▶ _SUPPLIED RECORDS_
-=-=-

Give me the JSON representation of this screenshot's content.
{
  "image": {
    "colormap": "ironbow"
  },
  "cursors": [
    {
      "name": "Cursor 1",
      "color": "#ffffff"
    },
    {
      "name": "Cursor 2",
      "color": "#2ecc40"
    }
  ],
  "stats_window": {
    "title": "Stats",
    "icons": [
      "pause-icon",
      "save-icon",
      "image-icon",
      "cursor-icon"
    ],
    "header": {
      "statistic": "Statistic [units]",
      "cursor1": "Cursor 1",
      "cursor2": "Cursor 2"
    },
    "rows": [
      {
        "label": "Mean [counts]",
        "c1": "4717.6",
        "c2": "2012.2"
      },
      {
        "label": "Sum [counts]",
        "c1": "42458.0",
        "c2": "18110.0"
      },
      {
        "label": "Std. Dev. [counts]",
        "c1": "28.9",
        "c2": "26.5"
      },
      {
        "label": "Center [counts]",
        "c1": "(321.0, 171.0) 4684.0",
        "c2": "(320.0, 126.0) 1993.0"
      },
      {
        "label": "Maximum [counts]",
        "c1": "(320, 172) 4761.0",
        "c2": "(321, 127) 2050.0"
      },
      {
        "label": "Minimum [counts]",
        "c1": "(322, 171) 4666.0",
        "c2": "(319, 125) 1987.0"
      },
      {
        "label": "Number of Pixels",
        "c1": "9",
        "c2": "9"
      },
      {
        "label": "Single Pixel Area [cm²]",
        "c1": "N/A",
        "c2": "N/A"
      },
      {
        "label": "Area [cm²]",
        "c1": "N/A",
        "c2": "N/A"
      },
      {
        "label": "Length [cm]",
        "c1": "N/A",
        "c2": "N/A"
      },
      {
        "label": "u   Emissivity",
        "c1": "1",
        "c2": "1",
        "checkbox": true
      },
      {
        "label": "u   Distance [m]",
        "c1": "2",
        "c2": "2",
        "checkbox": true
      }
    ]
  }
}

-=-=-

▶ _AIM OF THE TASK_
Return every record above exactly as it appears.

▶ _FINISHED ANSWER_
Give me the JSON representation of this screenshot's content.
{
  "image": {
    "colormap": "ironbow"
  },
  "cursors": [
    {
      "name": "Cursor 1",
      "color": "#ffffff"
    },
    {
      "name": "Cursor 2",
      "color": "#2ecc40"
    }
  ],
  "stats_window": {
    "title": "Stats",
    "icons": [
      "pause-icon",
      "save-icon",
      "image-icon",
      "cursor-icon"
    ],
    "header": {
      "statistic": "Statistic [units]",
      "cursor1": "Cursor 1",
      "cursor2": "Cursor 2"
    },
    "rows": [
      {
        "label": "Mean [counts]",
        "c1": "4717.6",
        "c2": "2012.2"
      },
      {
        "label": "Sum [counts]",
        "c1": "42458.0",
        "c2": "18110.0"
      },
      {
        "label": "Std. Dev. [counts]",
        "c1": "28.9",
        "c2": "26.5"
      },
      {
        "label": "Center [counts]",
        "c1": "(321.0, 171.0) 4684.0",
        "c2": "(320.0, 126.0) 1993.0"
      },
      {
        "label": "Maximum [counts]",
        "c1": "(320, 172) 4761.0",
        "c2": "(321, 127) 2050.0"
      },
      {
        "label": "Minimum [counts]",
        "c1": "(322, 171) 4666.0",
        "c2": "(319, 125) 1987.0"
      },
      {
        "label": "Number of Pixels",
        "c1": "9",
        "c2": "9"
      },
      {
        "label": "Single Pixel Area [cm²]",
        "c1": "N/A",
        "c2": "N/A"
      },
      {
        "label": "Area [cm²]",
        "c1": "N/A",
        "c2": "N/A"
      },
      {
        "label": "Length [cm]",
        "c1": "N/A",
        "c2": "N/A"
      },
      {
        "label": "u   Emissivity",
        "c1": "1",
        "c2": "1",
        "checkbox": true
      },
      {
        "label": "u   Distance [m]",
        "c1": "2",
        "c2": "2",
        "checkbox": true
      }
    ]
  }
}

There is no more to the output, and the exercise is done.